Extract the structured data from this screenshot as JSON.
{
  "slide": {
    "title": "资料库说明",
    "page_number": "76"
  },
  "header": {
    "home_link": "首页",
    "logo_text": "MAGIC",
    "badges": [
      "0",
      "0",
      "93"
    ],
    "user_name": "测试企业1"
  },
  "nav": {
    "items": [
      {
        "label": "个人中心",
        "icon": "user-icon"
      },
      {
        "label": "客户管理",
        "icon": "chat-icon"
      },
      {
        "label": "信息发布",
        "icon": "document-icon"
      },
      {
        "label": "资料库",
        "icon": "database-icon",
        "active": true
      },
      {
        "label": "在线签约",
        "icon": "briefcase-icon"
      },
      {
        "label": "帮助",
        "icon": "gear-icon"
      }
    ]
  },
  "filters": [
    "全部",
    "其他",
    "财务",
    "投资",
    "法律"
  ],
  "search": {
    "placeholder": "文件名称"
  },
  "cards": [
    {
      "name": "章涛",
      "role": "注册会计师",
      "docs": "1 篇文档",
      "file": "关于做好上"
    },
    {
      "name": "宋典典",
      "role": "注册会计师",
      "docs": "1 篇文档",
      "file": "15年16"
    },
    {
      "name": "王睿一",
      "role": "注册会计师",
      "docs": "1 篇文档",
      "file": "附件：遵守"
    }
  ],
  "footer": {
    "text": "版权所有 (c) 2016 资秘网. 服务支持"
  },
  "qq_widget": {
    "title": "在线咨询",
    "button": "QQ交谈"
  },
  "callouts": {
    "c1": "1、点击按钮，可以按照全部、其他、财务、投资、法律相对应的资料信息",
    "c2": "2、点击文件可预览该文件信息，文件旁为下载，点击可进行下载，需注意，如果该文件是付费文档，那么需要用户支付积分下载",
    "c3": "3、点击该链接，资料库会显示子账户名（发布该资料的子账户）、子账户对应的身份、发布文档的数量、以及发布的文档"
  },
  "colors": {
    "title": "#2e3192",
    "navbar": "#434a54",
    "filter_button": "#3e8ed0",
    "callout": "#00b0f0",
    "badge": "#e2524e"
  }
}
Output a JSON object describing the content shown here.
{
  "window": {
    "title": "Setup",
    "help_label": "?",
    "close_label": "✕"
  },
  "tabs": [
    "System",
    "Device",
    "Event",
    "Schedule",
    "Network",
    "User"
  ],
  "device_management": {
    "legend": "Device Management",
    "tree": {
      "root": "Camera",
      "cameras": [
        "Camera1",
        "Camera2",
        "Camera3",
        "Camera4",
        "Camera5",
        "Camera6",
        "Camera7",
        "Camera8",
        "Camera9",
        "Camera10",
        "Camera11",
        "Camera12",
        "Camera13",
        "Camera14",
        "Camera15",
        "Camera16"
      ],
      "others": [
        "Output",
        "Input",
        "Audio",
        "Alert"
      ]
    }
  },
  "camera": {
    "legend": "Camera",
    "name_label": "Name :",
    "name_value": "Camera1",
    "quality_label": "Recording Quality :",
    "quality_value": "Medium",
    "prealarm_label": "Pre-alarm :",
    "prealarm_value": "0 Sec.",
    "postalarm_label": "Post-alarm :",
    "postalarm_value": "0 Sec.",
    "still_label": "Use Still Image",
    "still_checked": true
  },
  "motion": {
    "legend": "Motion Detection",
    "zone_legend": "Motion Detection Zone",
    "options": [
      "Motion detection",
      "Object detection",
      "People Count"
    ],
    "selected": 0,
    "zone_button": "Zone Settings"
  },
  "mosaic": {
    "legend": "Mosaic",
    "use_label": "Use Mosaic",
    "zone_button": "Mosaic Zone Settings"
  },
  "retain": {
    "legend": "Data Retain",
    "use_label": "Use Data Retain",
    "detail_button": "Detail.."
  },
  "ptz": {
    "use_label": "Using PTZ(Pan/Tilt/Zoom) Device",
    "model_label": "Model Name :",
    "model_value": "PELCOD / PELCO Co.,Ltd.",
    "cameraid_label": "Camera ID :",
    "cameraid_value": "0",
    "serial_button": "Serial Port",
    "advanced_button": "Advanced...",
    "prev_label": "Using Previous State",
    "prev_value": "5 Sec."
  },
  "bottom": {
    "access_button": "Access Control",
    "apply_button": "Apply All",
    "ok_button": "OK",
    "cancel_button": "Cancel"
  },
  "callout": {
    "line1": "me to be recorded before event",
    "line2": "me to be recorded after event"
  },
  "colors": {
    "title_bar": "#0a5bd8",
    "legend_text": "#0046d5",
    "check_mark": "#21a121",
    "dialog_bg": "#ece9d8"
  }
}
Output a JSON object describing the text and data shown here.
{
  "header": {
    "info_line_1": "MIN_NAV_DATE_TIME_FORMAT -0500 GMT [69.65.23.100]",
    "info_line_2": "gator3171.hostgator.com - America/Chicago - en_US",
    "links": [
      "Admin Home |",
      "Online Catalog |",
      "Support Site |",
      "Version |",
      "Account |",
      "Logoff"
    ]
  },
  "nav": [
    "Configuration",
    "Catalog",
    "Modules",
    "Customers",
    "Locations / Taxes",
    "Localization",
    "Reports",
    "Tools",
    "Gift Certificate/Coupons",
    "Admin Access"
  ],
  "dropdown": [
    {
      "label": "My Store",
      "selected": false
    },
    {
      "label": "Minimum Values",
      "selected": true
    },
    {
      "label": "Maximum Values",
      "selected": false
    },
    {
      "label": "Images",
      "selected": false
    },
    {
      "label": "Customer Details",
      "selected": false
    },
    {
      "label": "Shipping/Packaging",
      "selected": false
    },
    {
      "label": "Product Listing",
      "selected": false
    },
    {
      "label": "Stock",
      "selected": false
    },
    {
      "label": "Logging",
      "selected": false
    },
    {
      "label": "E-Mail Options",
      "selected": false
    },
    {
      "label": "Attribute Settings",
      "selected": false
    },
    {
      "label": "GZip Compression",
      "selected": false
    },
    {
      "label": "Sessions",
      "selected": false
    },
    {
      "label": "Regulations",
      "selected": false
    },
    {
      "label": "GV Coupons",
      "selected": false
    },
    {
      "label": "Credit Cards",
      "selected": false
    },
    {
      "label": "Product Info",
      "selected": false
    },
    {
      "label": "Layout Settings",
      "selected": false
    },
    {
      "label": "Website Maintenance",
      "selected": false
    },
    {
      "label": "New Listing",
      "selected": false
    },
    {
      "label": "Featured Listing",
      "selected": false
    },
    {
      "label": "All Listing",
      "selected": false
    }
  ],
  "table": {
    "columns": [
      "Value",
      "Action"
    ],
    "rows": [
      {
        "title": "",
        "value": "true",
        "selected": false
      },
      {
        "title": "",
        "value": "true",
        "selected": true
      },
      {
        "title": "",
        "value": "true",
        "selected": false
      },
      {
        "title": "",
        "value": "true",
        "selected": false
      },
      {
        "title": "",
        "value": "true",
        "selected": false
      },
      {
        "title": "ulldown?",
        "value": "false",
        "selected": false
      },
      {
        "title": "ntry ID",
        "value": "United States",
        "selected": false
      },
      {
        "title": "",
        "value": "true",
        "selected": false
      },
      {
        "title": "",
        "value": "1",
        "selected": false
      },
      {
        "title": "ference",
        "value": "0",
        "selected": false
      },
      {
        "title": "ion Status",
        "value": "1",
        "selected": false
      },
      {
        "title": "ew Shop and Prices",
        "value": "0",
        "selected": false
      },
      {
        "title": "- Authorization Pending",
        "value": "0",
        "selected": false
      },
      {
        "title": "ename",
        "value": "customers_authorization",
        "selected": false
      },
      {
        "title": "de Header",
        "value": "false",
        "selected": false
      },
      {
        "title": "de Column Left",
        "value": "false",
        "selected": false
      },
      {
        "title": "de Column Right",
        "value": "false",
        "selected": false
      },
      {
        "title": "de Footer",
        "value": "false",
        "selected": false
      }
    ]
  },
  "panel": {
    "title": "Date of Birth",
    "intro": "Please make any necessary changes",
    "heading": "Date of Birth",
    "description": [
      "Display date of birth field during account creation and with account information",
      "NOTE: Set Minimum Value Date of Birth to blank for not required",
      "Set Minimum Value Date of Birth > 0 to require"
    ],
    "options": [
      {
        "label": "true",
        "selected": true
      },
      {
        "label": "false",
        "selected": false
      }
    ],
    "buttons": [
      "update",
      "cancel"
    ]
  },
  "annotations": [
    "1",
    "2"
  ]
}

|---|

In the lines above, find each one with "Access" and list it.

    "access_button": "Access Control",
    "Admin Access"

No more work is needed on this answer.